Instructions for the task:
The data must be returned in full and exactly as given.

Dataset items:
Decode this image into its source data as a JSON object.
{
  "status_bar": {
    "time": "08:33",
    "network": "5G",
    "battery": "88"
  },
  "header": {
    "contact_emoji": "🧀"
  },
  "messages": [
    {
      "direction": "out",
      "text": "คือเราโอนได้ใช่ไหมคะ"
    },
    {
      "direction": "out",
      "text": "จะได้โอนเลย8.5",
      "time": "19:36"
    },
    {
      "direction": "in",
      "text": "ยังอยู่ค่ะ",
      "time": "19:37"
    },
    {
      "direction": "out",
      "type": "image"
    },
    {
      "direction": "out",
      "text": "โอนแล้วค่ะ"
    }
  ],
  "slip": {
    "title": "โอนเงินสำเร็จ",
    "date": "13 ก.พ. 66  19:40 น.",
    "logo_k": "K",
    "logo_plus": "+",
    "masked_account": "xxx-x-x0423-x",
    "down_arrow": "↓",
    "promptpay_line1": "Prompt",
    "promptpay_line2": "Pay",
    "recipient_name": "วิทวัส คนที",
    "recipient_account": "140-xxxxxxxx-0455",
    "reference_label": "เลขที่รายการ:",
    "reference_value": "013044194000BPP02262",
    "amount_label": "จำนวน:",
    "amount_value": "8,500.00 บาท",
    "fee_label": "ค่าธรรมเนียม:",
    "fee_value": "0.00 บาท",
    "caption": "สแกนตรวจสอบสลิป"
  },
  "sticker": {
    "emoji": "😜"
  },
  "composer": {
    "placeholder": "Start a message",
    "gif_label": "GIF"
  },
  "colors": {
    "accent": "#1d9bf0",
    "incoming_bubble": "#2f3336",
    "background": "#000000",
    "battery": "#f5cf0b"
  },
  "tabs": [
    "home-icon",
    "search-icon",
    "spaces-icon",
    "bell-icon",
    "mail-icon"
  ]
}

Output:
Decode this image into its source data as a JSON object.
{
  "status_bar": {
    "time": "08:33",
    "network": "5G",
    "battery": "88"
  },
  "header": {
    "contact_emoji": "🧀"
  },
  "messages": [
    {
      "direction": "out",
      "text": "คือเราโอนได้ใช่ไหมคะ"
    },
    {
      "direction": "out",
      "text": "จะได้โอนเลย8.5",
      "time": "19:36"
    },
    {
      "direction": "in",
      "text": "ยังอยู่ค่ะ",
      "time": "19:37"
    },
    {
      "direction": "out",
      "type": "image"
    },
    {
      "direction": "out",
      "text": "โอนแล้วค่ะ"
    }
  ],
  "slip": {
    "title": "โอนเงินสำเร็จ",
    "date": "13 ก.พ. 66  19:40 น.",
    "logo_k": "K",
    "logo_plus": "+",
    "masked_account": "xxx-x-x0423-x",
    "down_arrow": "↓",
    "promptpay_line1": "Prompt",
    "promptpay_line2": "Pay",
    "recipient_name": "วิทวัส คนที",
    "recipient_account": "140-xxxxxxxx-0455",
    "reference_label": "เลขที่รายการ:",
    "reference_value": "013044194000BPP02262",
    "amount_label": "จำนวน:",
    "amount_value": "8,500.00 บาท",
    "fee_label": "ค่าธรรมเนียม:",
    "fee_value": "0.00 บาท",
    "caption": "สแกนตรวจสอบสลิป"
  },
  "sticker": {
    "emoji": "😜"
  },
  "composer": {
    "placeholder": "Start a message",
    "gif_label": "GIF"
  },
  "colors": {
    "accent": "#1d9bf0",
    "incoming_bubble": "#2f3336",
    "background": "#000000",
    "battery": "#f5cf0b"
  },
  "tabs": [
    "home-icon",
    "search-icon",
    "spaces-icon",
    "bell-icon",
    "mail-icon"
  ]
}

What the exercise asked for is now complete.